• [WRITTEN EXERCISE 1]:
Why does the PROTEST probability in the Procrustes analysis text add 1 to both the numerator and the denominator? Answer in one to three sentences.

• [EXCERPT]:
## start

# Procrustes Analysis

## Procrustes Analysis and PROTEST

Procrustes Analysis (least-squares orthogonal mapping) is a method of comparing two sets of data. Simply put, the method is based on matching corresponding points (landmarks) from each of the two data sets. When dealing with morphometric data, these landmarks represent points or physical locations (e.g. centre of the eye) on individuals. Corresponding landmarks would be the same landmark on two different individuals. With community ecology studies, the two sets of landmarks might represent results from an ordination of species at the various sampling sites and an ordination of the environment at the various sites, or the original environmental data. The landmarks are the sampling locations.

## What happens in Procrustes Analysis?

An example of Procrustes Analysis is shown using two simple configurations (Figure A). The corresponding landmarks are shown as upper- and lower-case letters. The objective is to minimize the sum of the squared deviations (termed the error and denoted as the m2 term) between landmarks through translating, rotating and dilating one configuration to match the other configuration (i.e. the target). Figure B shows the configurations following translation, i.e. the data have a common centroid. After rotation (Figure C) the data are adjusted by dilation (scaling) such that the m2 is minimized (Figure D). The deviations between landmarks are called vector residuals. A small vector residual indicates a close agreement between the corresponding landmarks. The m2is based on the sum of the squared deviations (Gower 1971).

## What is PROTEST or PROcrustean randomization TEST?

The typical Procrustes analysis simply provides a descriptive summary and graphical comparison of two configurations of points (i.e. two data sets). Although there is a measure of fit provided (m2), there is no formal means of assessing whether the fit is better than expected by chance. However by employing a randomization or permutation approach to one of the data sets (PROTEST) we can determine whether the original m2 is smaller than expected due to chance (i.e. do they two data sets exhibit greater concordance than expected at random). Under the permutation approach we randomly reorder the observations in one data set while maintaining the covariation structure within the data set. We then compare whether the original m2 is smaller than or equal to the m2 value obtained from the fit of the randomized data set to the second data set. We perform this exercise a large number of times (N) and tabulate the number of times where the observed m2 value was smaller than or equal to that obtained from the randomized data. The associated probability level is calculated as (n+1)/(N+1) where n represents the number of randomised m2 values as small as or smaller than the observed m2 and N is the total number of randomised values calculated. The “1” in the numerator and denominator include the observed value as a member of class of possible values.

## end

• [RECORDS SHOWN]:
## start

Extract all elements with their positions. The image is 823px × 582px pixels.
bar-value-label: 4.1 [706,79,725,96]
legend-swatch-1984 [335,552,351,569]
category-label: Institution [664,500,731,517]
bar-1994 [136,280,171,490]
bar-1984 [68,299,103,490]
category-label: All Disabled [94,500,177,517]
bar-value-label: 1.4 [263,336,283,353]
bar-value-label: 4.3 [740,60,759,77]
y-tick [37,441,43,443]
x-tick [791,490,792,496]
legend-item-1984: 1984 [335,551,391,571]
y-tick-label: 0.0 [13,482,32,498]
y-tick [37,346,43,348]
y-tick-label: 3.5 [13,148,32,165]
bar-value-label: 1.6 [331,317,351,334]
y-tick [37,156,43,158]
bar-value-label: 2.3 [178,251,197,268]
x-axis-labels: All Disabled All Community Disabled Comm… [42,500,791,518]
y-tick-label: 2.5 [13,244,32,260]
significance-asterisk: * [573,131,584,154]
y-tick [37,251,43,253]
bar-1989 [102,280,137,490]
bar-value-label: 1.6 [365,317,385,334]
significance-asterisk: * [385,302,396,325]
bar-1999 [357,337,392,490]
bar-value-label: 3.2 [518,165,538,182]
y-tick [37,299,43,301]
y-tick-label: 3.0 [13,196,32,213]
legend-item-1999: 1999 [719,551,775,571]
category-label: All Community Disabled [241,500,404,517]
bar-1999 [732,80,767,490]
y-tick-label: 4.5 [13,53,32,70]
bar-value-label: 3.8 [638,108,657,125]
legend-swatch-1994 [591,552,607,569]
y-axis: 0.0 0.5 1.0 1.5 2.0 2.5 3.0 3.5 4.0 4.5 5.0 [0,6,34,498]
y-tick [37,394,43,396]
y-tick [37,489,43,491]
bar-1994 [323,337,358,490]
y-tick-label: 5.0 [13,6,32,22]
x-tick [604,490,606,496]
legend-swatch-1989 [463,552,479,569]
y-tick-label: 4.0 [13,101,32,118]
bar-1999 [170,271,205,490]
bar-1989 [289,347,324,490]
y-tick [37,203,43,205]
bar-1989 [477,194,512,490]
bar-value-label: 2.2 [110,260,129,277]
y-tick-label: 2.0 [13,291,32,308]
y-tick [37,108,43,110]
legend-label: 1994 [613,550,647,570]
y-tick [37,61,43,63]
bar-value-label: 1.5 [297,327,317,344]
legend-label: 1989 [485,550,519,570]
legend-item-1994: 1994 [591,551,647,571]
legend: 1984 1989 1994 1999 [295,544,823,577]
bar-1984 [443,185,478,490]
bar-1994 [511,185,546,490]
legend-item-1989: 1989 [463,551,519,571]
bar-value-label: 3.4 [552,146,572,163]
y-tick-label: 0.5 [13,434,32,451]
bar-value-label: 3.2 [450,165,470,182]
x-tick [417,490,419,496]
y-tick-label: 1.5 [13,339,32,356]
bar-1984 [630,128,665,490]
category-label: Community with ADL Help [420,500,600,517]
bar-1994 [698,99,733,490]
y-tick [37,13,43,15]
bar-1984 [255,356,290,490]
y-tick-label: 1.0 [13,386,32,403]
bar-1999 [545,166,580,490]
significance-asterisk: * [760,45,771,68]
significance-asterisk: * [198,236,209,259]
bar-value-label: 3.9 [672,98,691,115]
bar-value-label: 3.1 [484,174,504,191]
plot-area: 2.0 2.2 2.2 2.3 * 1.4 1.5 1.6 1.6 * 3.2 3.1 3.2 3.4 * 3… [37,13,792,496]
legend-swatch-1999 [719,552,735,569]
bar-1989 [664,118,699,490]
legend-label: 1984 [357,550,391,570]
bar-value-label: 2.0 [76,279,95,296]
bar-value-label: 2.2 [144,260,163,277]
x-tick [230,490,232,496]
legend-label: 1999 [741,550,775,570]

## end

• [WRITTEN EXERCISE 2]:
Quote the records from their first line through the line holding "bar-value-label: 3.4 [552,146,572,163]", including both ends.

• [COMPLETE OUTPUT 1]:
The 1 in the numerator and the denominator counts the observed m2 value as a member of the class of possible values. The probability is therefore (n+1)/(N+1). Here n is the number of randomized m2 values that are as small as or smaller than the observed m2, and N is the total number of randomized values.

• [COMPLETE OUTPUT 2]:
Extract all elements with their positions. The image is 823px × 582px pixels.
bar-value-label: 4.1 [706,79,725,96]
legend-swatch-1984 [335,552,351,569]
category-label: Institution [664,500,731,517]
bar-1994 [136,280,171,490]
bar-1984 [68,299,103,490]
category-label: All Disabled [94,500,177,517]
bar-value-label: 1.4 [263,336,283,353]
bar-value-label: 4.3 [740,60,759,77]
y-tick [37,441,43,443]
x-tick [791,490,792,496]
legend-item-1984: 1984 [335,551,391,571]
y-tick-label: 0.0 [13,482,32,498]
y-tick [37,346,43,348]
y-tick-label: 3.5 [13,148,32,165]
bar-value-label: 1.6 [331,317,351,334]
y-tick [37,156,43,158]
bar-value-label: 2.3 [178,251,197,268]
x-axis-labels: All Disabled All Community Disabled Comm… [42,500,791,518]
y-tick-label: 2.5 [13,244,32,260]
significance-asterisk: * [573,131,584,154]
y-tick [37,251,43,253]
bar-1989 [102,280,137,490]
bar-value-label: 1.6 [365,317,385,334]
significance-asterisk: * [385,302,396,325]
bar-1999 [357,337,392,490]
bar-value-label: 3.2 [518,165,538,182]
y-tick [37,299,43,301]
y-tick-label: 3.0 [13,196,32,213]
legend-item-1999: 1999 [719,551,775,571]
category-label: All Community Disabled [241,500,404,517]
bar-1999 [732,80,767,490]
y-tick-label: 4.5 [13,53,32,70]
bar-value-label: 3.8 [638,108,657,125]
legend-swatch-1994 [591,552,607,569]
y-axis: 0.0 0.5 1.0 1.5 2.0 2.5 3.0 3.5 4.0 4.5 5.0 [0,6,34,498]
y-tick [37,394,43,396]
y-tick [37,489,43,491]
bar-1994 [323,337,358,490]
y-tick-label: 5.0 [13,6,32,22]
x-tick [604,490,606,496]
legend-swatch-1989 [463,552,479,569]
y-tick-label: 4.0 [13,101,32,118]
bar-1999 [170,271,205,490]
bar-1989 [289,347,324,490]
y-tick [37,203,43,205]
bar-1989 [477,194,512,490]
bar-value-label: 2.2 [110,260,129,277]
y-tick-label: 2.0 [13,291,32,308]
y-tick [37,108,43,110]
legend-label: 1994 [613,550,647,570]
y-tick [37,61,43,63]
bar-value-label: 1.5 [297,327,317,344]
legend-label: 1989 [485,550,519,570]
legend-item-1994: 1994 [591,551,647,571]
legend: 1984 1989 1994 1999 [295,544,823,577]
bar-1984 [443,185,478,490]
bar-1994 [511,185,546,490]
legend-item-1989: 1989 [463,551,519,571]
bar-value-label: 3.4 [552,146,572,163]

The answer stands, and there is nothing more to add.